**What to work on**
Nothing may be dropped or altered: reproduce all the data.

**Records for the task**
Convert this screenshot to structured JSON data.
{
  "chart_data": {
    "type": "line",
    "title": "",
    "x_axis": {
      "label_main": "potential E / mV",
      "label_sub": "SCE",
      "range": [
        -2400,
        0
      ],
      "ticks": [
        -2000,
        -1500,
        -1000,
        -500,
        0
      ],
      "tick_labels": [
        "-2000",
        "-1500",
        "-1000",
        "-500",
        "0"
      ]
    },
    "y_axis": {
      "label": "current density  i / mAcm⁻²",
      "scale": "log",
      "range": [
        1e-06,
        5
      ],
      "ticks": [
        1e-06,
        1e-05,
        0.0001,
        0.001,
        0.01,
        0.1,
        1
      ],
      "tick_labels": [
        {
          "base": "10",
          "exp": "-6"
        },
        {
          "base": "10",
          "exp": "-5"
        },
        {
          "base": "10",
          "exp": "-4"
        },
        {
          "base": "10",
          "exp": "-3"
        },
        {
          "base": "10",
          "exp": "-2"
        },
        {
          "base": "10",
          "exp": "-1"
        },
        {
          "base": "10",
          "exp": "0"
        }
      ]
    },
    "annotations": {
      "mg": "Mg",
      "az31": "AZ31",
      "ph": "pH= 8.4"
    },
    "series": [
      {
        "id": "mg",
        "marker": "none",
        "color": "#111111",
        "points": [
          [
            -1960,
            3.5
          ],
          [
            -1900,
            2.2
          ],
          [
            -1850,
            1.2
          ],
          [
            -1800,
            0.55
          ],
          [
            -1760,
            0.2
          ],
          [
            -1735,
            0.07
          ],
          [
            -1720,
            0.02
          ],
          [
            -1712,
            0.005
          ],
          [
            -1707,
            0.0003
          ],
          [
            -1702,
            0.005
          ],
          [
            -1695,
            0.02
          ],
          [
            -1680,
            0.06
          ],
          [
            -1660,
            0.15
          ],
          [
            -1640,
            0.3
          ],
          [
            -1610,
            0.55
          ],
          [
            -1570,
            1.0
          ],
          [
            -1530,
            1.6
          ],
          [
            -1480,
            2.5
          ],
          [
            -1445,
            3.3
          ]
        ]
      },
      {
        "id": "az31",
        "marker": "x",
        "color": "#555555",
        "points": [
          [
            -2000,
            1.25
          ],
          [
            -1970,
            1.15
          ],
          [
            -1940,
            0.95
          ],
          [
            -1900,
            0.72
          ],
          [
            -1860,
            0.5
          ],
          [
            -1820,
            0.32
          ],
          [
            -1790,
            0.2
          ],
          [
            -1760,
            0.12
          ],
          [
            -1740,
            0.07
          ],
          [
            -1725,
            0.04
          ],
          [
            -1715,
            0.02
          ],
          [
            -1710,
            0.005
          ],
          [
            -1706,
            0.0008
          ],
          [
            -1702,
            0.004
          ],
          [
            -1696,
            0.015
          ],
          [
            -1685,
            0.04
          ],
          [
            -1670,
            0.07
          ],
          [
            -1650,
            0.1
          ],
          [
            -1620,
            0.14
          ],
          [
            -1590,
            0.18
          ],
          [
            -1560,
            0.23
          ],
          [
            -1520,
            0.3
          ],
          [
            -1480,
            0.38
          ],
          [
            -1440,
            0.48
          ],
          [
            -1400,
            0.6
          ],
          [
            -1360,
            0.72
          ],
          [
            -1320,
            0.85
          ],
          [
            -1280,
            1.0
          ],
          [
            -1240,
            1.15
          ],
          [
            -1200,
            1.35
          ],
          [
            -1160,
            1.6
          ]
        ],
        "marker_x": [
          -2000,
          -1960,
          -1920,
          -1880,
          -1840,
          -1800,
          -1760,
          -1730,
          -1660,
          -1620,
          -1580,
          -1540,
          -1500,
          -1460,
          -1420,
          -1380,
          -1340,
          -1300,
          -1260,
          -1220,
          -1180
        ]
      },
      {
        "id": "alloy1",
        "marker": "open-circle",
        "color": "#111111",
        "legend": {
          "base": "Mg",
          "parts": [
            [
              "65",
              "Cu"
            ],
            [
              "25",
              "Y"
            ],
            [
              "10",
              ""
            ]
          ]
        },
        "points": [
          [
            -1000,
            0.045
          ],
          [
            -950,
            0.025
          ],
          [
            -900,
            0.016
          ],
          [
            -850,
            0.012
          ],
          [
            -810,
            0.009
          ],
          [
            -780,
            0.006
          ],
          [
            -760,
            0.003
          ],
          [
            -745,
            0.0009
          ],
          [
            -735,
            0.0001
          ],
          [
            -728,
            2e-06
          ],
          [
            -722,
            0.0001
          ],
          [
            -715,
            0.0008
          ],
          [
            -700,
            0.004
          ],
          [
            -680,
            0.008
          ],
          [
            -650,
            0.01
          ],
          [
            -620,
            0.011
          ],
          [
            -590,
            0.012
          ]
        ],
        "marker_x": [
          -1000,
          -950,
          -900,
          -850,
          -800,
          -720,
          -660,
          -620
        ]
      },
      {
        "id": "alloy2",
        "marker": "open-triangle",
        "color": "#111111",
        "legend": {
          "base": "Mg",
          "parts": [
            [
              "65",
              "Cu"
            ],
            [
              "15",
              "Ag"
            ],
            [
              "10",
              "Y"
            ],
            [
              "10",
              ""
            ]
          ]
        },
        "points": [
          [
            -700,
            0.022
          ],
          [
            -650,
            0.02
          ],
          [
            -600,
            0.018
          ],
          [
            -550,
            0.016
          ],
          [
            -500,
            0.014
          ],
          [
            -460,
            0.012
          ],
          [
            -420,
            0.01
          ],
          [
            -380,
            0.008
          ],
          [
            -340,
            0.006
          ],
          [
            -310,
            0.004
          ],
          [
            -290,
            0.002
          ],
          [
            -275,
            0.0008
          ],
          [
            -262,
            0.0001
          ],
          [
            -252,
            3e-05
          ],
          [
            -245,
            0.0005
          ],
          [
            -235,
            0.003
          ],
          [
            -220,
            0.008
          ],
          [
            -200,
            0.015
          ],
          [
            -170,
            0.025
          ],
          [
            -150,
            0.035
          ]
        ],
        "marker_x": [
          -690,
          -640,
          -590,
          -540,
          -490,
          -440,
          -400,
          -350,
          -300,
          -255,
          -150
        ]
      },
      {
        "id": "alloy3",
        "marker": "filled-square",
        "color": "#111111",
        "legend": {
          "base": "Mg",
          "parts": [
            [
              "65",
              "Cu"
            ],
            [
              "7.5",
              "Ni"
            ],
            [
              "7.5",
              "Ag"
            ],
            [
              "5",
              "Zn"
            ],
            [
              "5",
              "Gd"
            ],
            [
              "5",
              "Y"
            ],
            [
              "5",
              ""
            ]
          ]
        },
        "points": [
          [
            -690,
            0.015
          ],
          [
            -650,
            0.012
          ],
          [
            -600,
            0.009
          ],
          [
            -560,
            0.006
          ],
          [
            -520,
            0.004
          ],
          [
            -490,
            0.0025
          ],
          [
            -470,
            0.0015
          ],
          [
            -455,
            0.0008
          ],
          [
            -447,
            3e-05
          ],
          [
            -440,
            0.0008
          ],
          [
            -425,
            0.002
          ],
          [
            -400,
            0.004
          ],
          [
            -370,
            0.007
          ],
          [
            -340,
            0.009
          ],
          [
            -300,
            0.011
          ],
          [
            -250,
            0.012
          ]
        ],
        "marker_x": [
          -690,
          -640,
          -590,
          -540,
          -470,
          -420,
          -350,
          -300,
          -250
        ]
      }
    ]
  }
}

**Worked solution**
Convert this screenshot to structured JSON data.
{
  "chart_data": {
    "type": "line",
    "title": "",
    "x_axis": {
      "label_main": "potential E / mV",
      "label_sub": "SCE",
      "range": [
        -2400,
        0
      ],
      "ticks": [
        -2000,
        -1500,
        -1000,
        -500,
        0
      ],
      "tick_labels": [
        "-2000",
        "-1500",
        "-1000",
        "-500",
        "0"
      ]
    },
    "y_axis": {
      "label": "current density  i / mAcm⁻²",
      "scale": "log",
      "range": [
        1e-06,
        5
      ],
      "ticks": [
        1e-06,
        1e-05,
        0.0001,
        0.001,
        0.01,
        0.1,
        1
      ],
      "tick_labels": [
        {
          "base": "10",
          "exp": "-6"
        },
        {
          "base": "10",
          "exp": "-5"
        },
        {
          "base": "10",
          "exp": "-4"
        },
        {
          "base": "10",
          "exp": "-3"
        },
        {
          "base": "10",
          "exp": "-2"
        },
        {
          "base": "10",
          "exp": "-1"
        },
        {
          "base": "10",
          "exp": "0"
        }
      ]
    },
    "annotations": {
      "mg": "Mg",
      "az31": "AZ31",
      "ph": "pH= 8.4"
    },
    "series": [
      {
        "id": "mg",
        "marker": "none",
        "color": "#111111",
        "points": [
          [
            -1960,
            3.5
          ],
          [
            -1900,
            2.2
          ],
          [
            -1850,
            1.2
          ],
          [
            -1800,
            0.55
          ],
          [
            -1760,
            0.2
          ],
          [
            -1735,
            0.07
          ],
          [
            -1720,
            0.02
          ],
          [
            -1712,
            0.005
          ],
          [
            -1707,
            0.0003
          ],
          [
            -1702,
            0.005
          ],
          [
            -1695,
            0.02
          ],
          [
            -1680,
            0.06
          ],
          [
            -1660,
            0.15
          ],
          [
            -1640,
            0.3
          ],
          [
            -1610,
            0.55
          ],
          [
            -1570,
            1.0
          ],
          [
            -1530,
            1.6
          ],
          [
            -1480,
            2.5
          ],
          [
            -1445,
            3.3
          ]
        ]
      },
      {
        "id": "az31",
        "marker": "x",
        "color": "#555555",
        "points": [
          [
            -2000,
            1.25
          ],
          [
            -1970,
            1.15
          ],
          [
            -1940,
            0.95
          ],
          [
            -1900,
            0.72
          ],
          [
            -1860,
            0.5
          ],
          [
            -1820,
            0.32
          ],
          [
            -1790,
            0.2
          ],
          [
            -1760,
            0.12
          ],
          [
            -1740,
            0.07
          ],
          [
            -1725,
            0.04
          ],
          [
            -1715,
            0.02
          ],
          [
            -1710,
            0.005
          ],
          [
            -1706,
            0.0008
          ],
          [
            -1702,
            0.004
          ],
          [
            -1696,
            0.015
          ],
          [
            -1685,
            0.04
          ],
          [
            -1670,
            0.07
          ],
          [
            -1650,
            0.1
          ],
          [
            -1620,
            0.14
          ],
          [
            -1590,
            0.18
          ],
          [
            -1560,
            0.23
          ],
          [
            -1520,
            0.3
          ],
          [
            -1480,
            0.38
          ],
          [
            -1440,
            0.48
          ],
          [
            -1400,
            0.6
          ],
          [
            -1360,
            0.72
          ],
          [
            -1320,
            0.85
          ],
          [
            -1280,
            1.0
          ],
          [
            -1240,
            1.15
          ],
          [
            -1200,
            1.35
          ],
          [
            -1160,
            1.6
          ]
        ],
        "marker_x": [
          -2000,
          -1960,
          -1920,
          -1880,
          -1840,
          -1800,
          -1760,
          -1730,
          -1660,
          -1620,
          -1580,
          -1540,
          -1500,
          -1460,
          -1420,
          -1380,
          -1340,
          -1300,
          -1260,
          -1220,
          -1180
        ]
      },
      {
        "id": "alloy1",
        "marker": "open-circle",
        "color": "#111111",
        "legend": {
          "base": "Mg",
          "parts": [
            [
              "65",
              "Cu"
            ],
            [
              "25",
              "Y"
            ],
            [
              "10",
              ""
            ]
          ]
        },
        "points": [
          [
            -1000,
            0.045
          ],
          [
            -950,
            0.025
          ],
          [
            -900,
            0.016
          ],
          [
            -850,
            0.012
          ],
          [
            -810,
            0.009
          ],
          [
            -780,
            0.006
          ],
          [
            -760,
            0.003
          ],
          [
            -745,
            0.0009
          ],
          [
            -735,
            0.0001
          ],
          [
            -728,
            2e-06
          ],
          [
            -722,
            0.0001
          ],
          [
            -715,
            0.0008
          ],
          [
            -700,
            0.004
          ],
          [
            -680,
            0.008
          ],
          [
            -650,
            0.01
          ],
          [
            -620,
            0.011
          ],
          [
            -590,
            0.012
          ]
        ],
        "marker_x": [
          -1000,
          -950,
          -900,
          -850,
          -800,
          -720,
          -660,
          -620
        ]
      },
      {
        "id": "alloy2",
        "marker": "open-triangle",
        "color": "#111111",
        "legend": {
          "base": "Mg",
          "parts": [
            [
              "65",
              "Cu"
            ],
            [
              "15",
              "Ag"
            ],
            [
              "10",
              "Y"
            ],
            [
              "10",
              ""
            ]
          ]
        },
        "points": [
          [
            -700,
            0.022
          ],
          [
            -650,
            0.02
          ],
          [
            -600,
            0.018
          ],
          [
            -550,
            0.016
          ],
          [
            -500,
            0.014
          ],
          [
            -460,
            0.012
          ],
          [
            -420,
            0.01
          ],
          [
            -380,
            0.008
          ],
          [
            -340,
            0.006
          ],
          [
            -310,
            0.004
          ],
          [
            -290,
            0.002
          ],
          [
            -275,
            0.0008
          ],
          [
            -262,
            0.0001
          ],
          [
            -252,
            3e-05
          ],
          [
            -245,
            0.0005
          ],
          [
            -235,
            0.003
          ],
          [
            -220,
            0.008
          ],
          [
            -200,
            0.015
          ],
          [
            -170,
            0.025
          ],
          [
            -150,
            0.035
          ]
        ],
        "marker_x": [
          -690,
          -640,
          -590,
          -540,
          -490,
          -440,
          -400,
          -350,
          -300,
          -255,
          -150
        ]
      },
      {
        "id": "alloy3",
        "marker": "filled-square",
        "color": "#111111",
        "legend": {
          "base": "Mg",
          "parts": [
            [
              "65",
              "Cu"
            ],
            [
              "7.5",
              "Ni"
            ],
            [
              "7.5",
              "Ag"
            ],
            [
              "5",
              "Zn"
            ],
            [
              "5",
              "Gd"
            ],
            [
              "5",
              "Y"
            ],
            [
              "5",
              ""
            ]
          ]
        },
        "points": [
          [
            -690,
            0.015
          ],
          [
            -650,
            0.012
          ],
          [
            -600,
            0.009
          ],
          [
            -560,
            0.006
          ],
          [
            -520,
            0.004
          ],
          [
            -490,
            0.0025
          ],
          [
            -470,
            0.0015
          ],
          [
            -455,
            0.0008
          ],
          [
            -447,
            3e-05
          ],
          [
            -440,
            0.0008
          ],
          [
            -425,
            0.002
          ],
          [
            -400,
            0.004
          ],
          [
            -370,
            0.007
          ],
          [
            -340,
            0.009
          ],
          [
            -300,
            0.011
          ],
          [
            -250,
            0.012
          ]
        ],
        "marker_x": [
          -690,
          -640,
          -590,
          -540,
          -470,
          -420,
          -350,
          -300,
          -250
        ]
      }
    ]
  }
}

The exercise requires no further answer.